AVAILABLE RECORDS →
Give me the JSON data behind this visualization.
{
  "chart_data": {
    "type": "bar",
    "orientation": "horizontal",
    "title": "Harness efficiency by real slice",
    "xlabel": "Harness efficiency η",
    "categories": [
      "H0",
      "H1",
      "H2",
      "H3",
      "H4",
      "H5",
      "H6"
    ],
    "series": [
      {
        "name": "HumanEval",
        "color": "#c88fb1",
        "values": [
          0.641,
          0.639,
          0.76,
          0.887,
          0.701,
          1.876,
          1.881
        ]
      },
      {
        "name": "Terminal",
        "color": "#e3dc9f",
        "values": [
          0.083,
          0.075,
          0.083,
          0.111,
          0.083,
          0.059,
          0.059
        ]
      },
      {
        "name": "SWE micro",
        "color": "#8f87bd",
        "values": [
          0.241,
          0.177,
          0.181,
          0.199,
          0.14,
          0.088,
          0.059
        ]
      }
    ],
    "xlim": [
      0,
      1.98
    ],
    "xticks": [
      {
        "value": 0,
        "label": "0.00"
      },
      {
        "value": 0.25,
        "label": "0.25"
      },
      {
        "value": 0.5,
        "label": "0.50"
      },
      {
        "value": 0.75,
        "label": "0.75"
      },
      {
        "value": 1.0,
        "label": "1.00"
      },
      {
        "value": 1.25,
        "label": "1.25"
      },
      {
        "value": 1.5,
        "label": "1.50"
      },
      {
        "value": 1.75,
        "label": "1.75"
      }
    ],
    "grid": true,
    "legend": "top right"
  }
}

--

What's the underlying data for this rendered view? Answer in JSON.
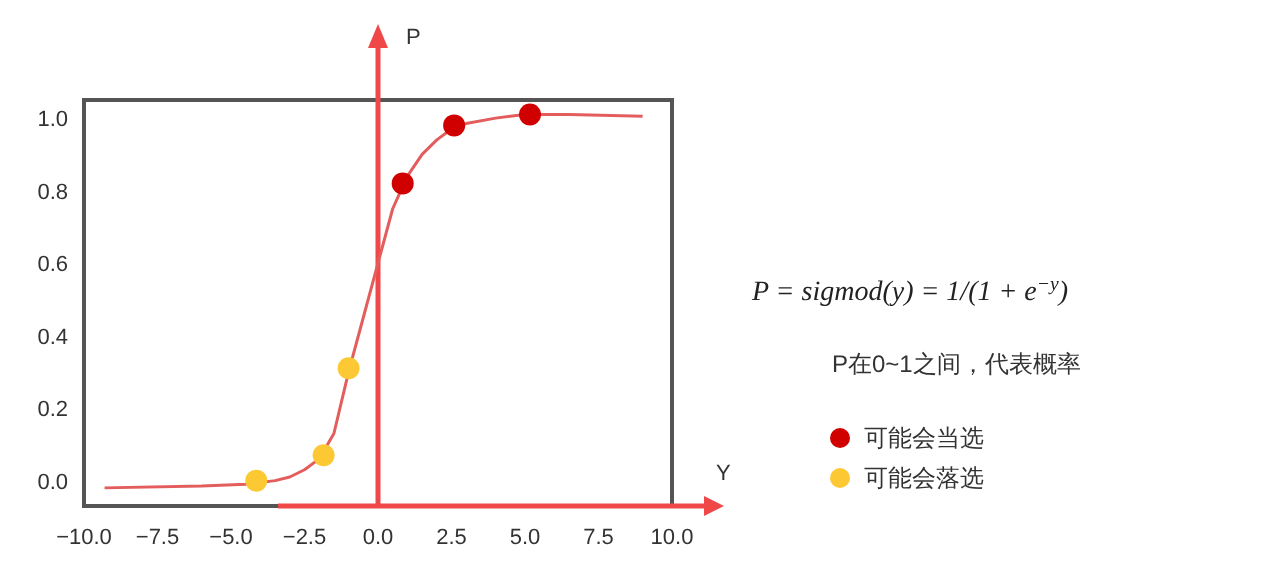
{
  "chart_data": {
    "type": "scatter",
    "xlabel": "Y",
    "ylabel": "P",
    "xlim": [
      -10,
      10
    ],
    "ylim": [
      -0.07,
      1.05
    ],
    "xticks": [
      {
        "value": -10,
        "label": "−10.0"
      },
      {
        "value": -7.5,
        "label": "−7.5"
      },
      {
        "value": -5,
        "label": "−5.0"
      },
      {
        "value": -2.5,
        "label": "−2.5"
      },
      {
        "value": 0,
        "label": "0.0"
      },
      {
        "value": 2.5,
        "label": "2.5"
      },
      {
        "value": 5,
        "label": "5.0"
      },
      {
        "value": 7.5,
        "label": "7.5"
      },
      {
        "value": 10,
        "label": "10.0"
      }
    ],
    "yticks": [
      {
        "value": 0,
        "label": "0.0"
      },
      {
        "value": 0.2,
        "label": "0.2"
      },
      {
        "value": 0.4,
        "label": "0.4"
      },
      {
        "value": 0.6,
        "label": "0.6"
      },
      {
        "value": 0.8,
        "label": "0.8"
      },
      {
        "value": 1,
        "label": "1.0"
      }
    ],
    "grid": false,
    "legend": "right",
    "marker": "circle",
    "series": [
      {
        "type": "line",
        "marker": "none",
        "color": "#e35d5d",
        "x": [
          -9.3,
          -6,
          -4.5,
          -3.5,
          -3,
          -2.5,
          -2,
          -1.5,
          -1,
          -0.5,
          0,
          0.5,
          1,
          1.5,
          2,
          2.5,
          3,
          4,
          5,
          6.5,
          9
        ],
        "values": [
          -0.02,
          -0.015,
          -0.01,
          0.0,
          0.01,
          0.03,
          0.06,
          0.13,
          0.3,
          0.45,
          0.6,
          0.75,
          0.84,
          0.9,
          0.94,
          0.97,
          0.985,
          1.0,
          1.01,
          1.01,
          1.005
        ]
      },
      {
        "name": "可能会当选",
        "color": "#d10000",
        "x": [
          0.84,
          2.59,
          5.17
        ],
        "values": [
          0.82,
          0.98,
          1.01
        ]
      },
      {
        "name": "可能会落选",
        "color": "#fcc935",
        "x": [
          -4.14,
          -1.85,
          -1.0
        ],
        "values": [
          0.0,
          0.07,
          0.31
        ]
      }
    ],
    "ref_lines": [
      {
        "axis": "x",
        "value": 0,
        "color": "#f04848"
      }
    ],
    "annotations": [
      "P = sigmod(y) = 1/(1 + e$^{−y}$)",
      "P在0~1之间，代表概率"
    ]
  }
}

==

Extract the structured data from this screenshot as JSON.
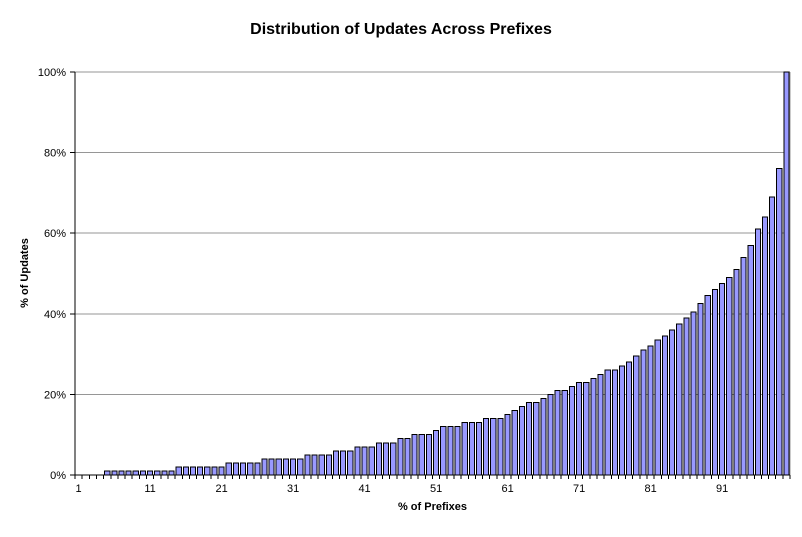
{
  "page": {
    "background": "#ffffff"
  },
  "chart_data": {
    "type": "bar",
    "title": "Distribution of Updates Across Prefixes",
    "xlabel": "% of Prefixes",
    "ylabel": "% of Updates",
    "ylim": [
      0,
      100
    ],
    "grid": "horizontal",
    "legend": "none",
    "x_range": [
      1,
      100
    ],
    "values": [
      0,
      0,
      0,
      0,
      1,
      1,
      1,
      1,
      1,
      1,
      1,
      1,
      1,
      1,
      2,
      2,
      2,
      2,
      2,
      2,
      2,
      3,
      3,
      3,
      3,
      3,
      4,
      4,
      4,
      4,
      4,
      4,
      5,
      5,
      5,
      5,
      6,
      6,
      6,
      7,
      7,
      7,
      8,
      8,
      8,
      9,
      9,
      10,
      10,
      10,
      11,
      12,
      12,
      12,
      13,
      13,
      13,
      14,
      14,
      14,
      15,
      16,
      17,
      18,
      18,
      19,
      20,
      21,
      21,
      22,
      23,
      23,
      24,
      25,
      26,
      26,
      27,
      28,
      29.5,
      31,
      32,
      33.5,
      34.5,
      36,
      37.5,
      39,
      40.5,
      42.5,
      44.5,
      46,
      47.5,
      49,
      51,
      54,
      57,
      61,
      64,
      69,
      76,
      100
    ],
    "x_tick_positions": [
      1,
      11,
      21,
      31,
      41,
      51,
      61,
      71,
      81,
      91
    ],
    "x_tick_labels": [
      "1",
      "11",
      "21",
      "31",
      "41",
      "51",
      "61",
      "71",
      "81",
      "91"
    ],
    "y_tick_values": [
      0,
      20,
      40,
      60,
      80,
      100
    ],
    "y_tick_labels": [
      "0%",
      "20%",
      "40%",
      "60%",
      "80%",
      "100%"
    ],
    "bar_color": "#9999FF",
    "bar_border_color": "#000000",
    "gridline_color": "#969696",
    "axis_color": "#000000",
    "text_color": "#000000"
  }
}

YOUR OBJECTIVE →
Copy each line above that contains the string "Updates".

OUTPUT OF THE EXERCISE →
    "title": "Distribution of Updates Across Prefixes",
    "ylabel": "% of Updates",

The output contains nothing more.